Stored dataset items
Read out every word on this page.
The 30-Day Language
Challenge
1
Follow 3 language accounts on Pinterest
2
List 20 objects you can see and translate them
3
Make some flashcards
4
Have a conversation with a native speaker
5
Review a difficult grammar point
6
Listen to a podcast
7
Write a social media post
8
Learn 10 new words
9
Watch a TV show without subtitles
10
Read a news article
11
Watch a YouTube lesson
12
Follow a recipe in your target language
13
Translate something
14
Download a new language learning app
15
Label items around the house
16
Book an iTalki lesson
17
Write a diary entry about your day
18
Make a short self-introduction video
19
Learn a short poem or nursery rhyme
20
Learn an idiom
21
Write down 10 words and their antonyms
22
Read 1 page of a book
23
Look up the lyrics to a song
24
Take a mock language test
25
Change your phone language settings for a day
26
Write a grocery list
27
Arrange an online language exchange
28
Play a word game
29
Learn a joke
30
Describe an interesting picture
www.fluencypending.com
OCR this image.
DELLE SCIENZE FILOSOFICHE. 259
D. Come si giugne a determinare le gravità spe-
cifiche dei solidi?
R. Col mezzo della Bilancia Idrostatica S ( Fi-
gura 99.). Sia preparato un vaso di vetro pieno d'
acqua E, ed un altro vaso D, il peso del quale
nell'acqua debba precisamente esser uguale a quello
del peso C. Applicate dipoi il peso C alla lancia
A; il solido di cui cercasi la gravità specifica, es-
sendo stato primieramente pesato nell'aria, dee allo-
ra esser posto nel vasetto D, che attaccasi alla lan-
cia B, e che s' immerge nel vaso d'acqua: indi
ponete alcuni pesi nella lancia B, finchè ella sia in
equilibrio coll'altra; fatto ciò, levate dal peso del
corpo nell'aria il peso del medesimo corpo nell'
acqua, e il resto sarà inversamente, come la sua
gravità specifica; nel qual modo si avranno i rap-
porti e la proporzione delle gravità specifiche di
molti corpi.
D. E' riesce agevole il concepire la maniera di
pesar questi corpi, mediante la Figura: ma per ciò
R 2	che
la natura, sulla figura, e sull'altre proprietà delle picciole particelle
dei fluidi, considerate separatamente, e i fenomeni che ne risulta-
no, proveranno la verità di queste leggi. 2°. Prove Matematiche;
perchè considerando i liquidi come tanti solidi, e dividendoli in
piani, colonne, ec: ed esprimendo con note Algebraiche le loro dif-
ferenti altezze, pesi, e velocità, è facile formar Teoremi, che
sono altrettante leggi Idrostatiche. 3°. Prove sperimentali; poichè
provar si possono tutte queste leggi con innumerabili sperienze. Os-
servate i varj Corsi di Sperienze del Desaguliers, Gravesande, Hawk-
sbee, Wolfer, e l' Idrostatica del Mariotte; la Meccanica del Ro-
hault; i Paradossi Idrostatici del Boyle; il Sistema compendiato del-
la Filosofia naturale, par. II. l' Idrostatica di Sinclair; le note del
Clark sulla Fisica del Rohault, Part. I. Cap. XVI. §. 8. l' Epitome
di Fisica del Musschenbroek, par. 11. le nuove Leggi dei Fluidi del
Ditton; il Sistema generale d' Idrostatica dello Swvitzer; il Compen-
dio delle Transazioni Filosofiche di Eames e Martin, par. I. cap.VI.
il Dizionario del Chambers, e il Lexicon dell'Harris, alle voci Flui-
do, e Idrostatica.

Exercise objective: Extract all of the data exactly as written.

Task result:
Read out every word on this page.
The 30-Day Language
Challenge
1
Follow 3 language accounts on Pinterest
2
List 20 objects you can see and translate them
3
Make some flashcards
4
Have a conversation with a native speaker
5
Review a difficult grammar point
6
Listen to a podcast
7
Write a social media post
8
Learn 10 new words
9
Watch a TV show without subtitles
10
Read a news article
11
Watch a YouTube lesson
12
Follow a recipe in your target language
13
Translate something
14
Download a new language learning app
15
Label items around the house
16
Book an iTalki lesson
17
Write a diary entry about your day
18
Make a short self-introduction video
19
Learn a short poem or nursery rhyme
20
Learn an idiom
21
Write down 10 words and their antonyms
22
Read 1 page of a book
23
Look up the lyrics to a song
24
Take a mock language test
25
Change your phone language settings for a day
26
Write a grocery list
27
Arrange an online language exchange
28
Play a word game
29
Learn a joke
30
Describe an interesting picture
www.fluencypending.com
OCR this image.
DELLE SCIENZE FILOSOFICHE. 259
D. Come si giugne a determinare le gravità spe-
cifiche dei solidi?
R. Col mezzo della Bilancia Idrostatica S ( Fi-
gura 99.). Sia preparato un vaso di vetro pieno d'
acqua E, ed un altro vaso D, il peso del quale
nell'acqua debba precisamente esser uguale a quello
del peso C. Applicate dipoi il peso C alla lancia
A; il solido di cui cercasi la gravità specifica, es-
sendo stato primieramente pesato nell'aria, dee allo-
ra esser posto nel vasetto D, che attaccasi alla lan-
cia B, e che s' immerge nel vaso d'acqua: indi
ponete alcuni pesi nella lancia B, finchè ella sia in
equilibrio coll'altra; fatto ciò, levate dal peso del
corpo nell'aria il peso del medesimo corpo nell'
acqua, e il resto sarà inversamente, come la sua
gravità specifica; nel qual modo si avranno i rap-
porti e la proporzione delle gravità specifiche di
molti corpi.
D. E' riesce agevole il concepire la maniera di
pesar questi corpi, mediante la Figura: ma per ciò
R 2	che
la natura, sulla figura, e sull'altre proprietà delle picciole particelle
dei fluidi, considerate separatamente, e i fenomeni che ne risulta-
no, proveranno la verità di queste leggi. 2°. Prove Matematiche;
perchè considerando i liquidi come tanti solidi, e dividendoli in
piani, colonne, ec: ed esprimendo con note Algebraiche le loro dif-
ferenti altezze, pesi, e velocità, è facile formar Teoremi, che
sono altrettante leggi Idrostatiche. 3°. Prove sperimentali; poichè
provar si possono tutte queste leggi con innumerabili sperienze. Os-
servate i varj Corsi di Sperienze del Desaguliers, Gravesande, Hawk-
sbee, Wolfer, e l' Idrostatica del Mariotte; la Meccanica del Ro-
hault; i Paradossi Idrostatici del Boyle; il Sistema compendiato del-
la Filosofia naturale, par. II. l' Idrostatica di Sinclair; le note del
Clark sulla Fisica del Rohault, Part. I. Cap. XVI. §. 8. l' Epitome
di Fisica del Musschenbroek, par. 11. le nuove Leggi dei Fluidi del
Ditton; il Sistema generale d' Idrostatica dello Swvitzer; il Compen-
dio delle Transazioni Filosofiche di Eames e Martin, par. I. cap.VI.
il Dizionario del Chambers, e il Lexicon dell'Harris, alle voci Flui-
do, e Idrostatica.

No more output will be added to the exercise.